EXERCISE DESCRIPTION:
Each line containing the word "JSON" must be reported.

Recorded data
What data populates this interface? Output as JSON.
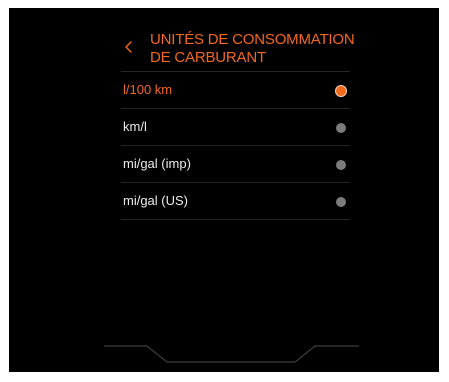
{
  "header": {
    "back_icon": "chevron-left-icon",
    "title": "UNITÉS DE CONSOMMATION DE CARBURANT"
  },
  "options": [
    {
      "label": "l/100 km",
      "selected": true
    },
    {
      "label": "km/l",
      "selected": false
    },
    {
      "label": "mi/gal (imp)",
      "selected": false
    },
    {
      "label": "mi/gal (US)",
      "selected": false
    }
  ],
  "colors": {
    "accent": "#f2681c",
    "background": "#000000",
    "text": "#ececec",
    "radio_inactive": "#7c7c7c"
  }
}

---

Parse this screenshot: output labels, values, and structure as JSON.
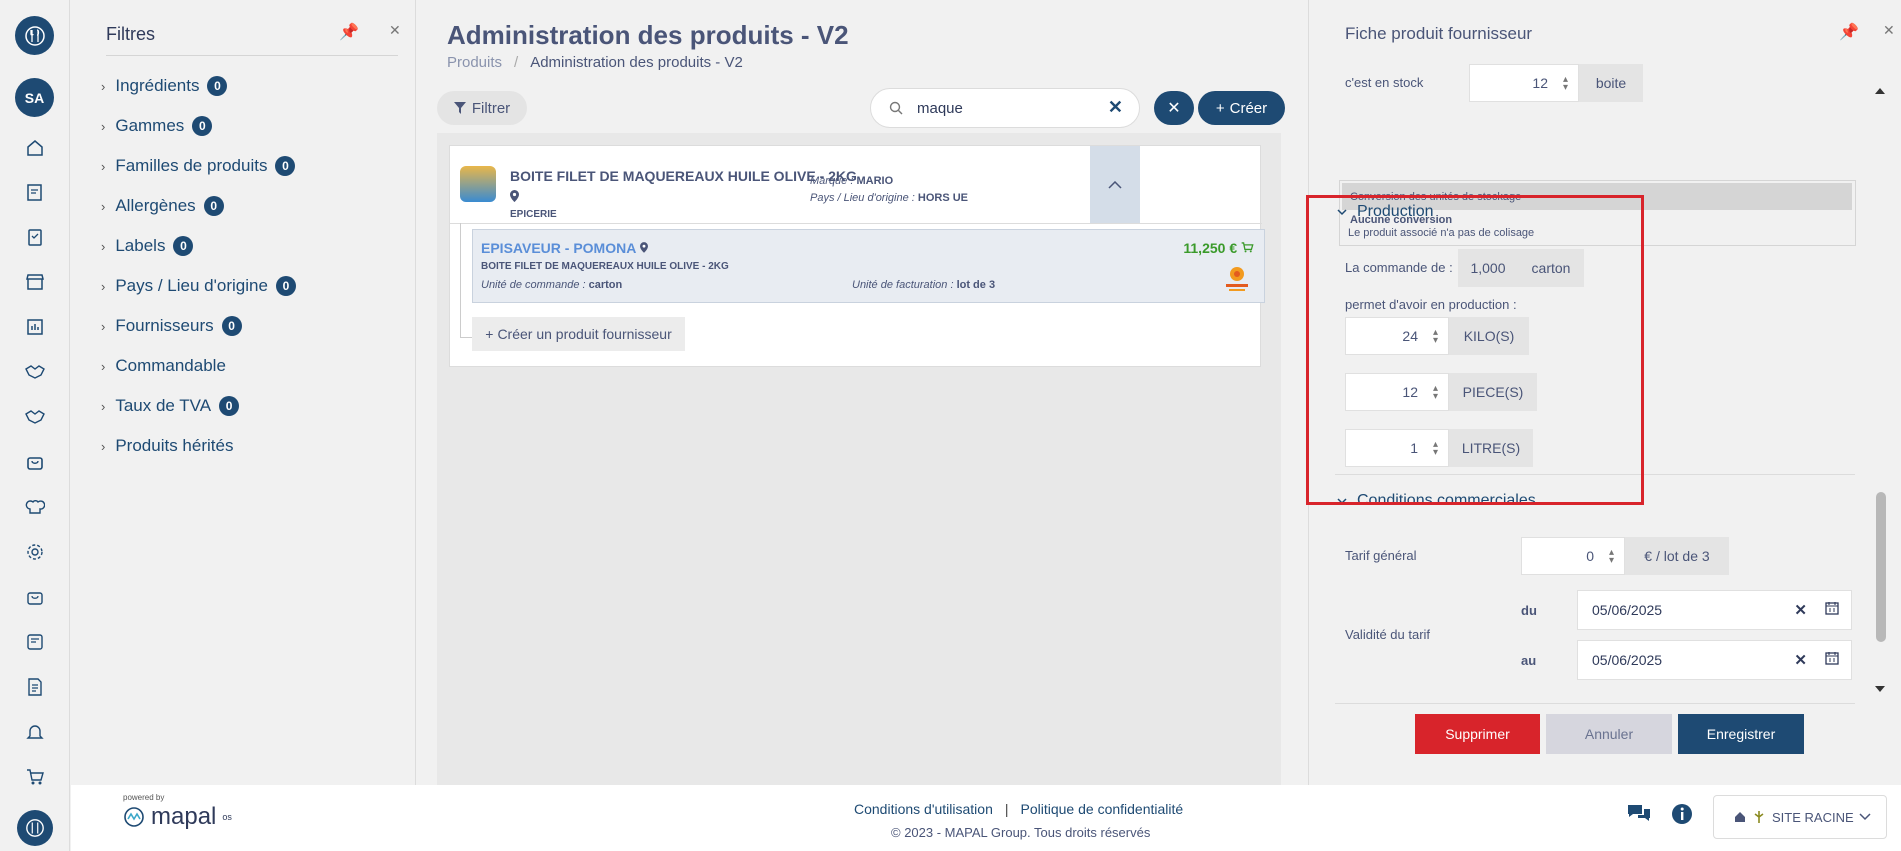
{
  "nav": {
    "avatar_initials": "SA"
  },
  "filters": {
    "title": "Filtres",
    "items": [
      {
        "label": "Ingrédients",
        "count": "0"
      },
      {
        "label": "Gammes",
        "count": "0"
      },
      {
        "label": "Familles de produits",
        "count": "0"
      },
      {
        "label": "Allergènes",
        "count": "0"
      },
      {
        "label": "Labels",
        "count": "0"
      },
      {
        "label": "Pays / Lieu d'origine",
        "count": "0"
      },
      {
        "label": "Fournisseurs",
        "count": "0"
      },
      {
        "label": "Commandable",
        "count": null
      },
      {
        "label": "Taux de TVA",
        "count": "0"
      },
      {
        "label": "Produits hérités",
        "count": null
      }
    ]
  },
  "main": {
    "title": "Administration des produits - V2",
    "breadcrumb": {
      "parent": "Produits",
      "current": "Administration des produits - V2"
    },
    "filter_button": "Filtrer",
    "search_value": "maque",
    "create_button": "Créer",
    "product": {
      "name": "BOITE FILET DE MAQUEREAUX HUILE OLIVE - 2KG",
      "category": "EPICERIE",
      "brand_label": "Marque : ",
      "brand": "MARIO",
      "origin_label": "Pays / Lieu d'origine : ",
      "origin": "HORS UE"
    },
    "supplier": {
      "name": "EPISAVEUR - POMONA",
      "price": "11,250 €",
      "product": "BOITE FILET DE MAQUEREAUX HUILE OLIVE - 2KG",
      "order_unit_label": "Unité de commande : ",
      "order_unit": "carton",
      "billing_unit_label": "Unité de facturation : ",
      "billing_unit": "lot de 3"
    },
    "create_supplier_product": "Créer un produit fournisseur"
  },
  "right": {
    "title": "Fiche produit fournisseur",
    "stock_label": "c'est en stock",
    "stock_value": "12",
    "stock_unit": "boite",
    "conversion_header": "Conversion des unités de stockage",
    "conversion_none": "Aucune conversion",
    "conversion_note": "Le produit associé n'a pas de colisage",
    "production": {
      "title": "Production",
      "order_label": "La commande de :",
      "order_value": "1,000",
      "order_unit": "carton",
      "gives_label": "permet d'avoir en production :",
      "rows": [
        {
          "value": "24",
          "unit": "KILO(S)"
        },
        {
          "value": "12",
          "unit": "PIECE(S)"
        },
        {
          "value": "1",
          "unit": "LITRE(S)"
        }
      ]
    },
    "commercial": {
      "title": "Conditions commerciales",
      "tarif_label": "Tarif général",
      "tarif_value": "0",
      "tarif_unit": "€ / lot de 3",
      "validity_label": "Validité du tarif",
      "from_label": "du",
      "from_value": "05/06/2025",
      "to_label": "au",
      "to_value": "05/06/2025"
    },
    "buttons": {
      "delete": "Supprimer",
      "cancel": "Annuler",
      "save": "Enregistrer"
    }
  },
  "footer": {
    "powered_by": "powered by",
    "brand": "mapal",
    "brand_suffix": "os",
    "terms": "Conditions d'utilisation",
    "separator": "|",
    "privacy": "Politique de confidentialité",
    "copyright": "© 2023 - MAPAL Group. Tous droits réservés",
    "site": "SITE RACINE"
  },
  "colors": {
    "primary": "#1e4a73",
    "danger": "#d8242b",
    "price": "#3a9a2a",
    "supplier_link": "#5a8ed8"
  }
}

RESULT BELOW:
What data populates this interface? Output as JSON.
Parse this screenshot: output labels, values, and structure as JSON.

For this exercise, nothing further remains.